## Exercise directions
Scan each line of the records for the word "JSON" and extract the ones that have it.

## Rows
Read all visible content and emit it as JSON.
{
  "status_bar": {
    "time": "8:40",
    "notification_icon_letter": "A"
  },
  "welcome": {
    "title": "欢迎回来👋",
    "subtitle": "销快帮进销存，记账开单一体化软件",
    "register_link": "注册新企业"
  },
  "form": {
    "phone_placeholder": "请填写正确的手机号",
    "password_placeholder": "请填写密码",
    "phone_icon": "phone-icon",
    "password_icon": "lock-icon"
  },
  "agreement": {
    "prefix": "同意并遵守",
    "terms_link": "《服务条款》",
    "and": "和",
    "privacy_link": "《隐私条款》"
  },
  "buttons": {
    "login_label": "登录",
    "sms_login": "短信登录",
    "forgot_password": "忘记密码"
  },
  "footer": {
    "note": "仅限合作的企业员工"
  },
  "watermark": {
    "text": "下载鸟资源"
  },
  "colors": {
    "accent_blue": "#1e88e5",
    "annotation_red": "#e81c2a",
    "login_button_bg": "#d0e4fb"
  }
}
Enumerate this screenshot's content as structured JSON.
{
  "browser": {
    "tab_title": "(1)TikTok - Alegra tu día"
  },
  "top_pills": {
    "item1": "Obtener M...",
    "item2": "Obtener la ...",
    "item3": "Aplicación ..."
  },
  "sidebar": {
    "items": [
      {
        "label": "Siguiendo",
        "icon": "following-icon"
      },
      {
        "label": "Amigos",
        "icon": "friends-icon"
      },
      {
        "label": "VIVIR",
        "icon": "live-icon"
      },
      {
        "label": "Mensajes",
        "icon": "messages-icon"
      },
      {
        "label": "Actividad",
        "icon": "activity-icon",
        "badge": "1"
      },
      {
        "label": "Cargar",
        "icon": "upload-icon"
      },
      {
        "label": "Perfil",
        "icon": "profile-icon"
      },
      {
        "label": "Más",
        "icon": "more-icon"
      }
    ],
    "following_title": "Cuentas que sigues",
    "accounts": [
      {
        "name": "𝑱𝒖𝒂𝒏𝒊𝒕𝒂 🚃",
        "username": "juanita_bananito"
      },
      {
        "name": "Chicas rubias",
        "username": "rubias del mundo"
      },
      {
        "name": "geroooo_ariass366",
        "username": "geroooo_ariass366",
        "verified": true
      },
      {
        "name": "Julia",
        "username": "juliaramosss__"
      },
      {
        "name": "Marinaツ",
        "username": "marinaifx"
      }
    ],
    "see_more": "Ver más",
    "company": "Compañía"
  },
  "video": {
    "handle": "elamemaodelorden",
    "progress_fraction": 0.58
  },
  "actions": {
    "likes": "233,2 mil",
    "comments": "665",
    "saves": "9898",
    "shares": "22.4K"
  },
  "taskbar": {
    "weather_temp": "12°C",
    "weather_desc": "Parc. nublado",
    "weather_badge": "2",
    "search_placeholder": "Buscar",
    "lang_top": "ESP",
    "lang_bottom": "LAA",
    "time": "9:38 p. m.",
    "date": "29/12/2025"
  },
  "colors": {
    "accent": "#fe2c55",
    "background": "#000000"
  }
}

## Correct response
Read all visible content and emit it as JSON.
Enumerate this screenshot's content as structured JSON.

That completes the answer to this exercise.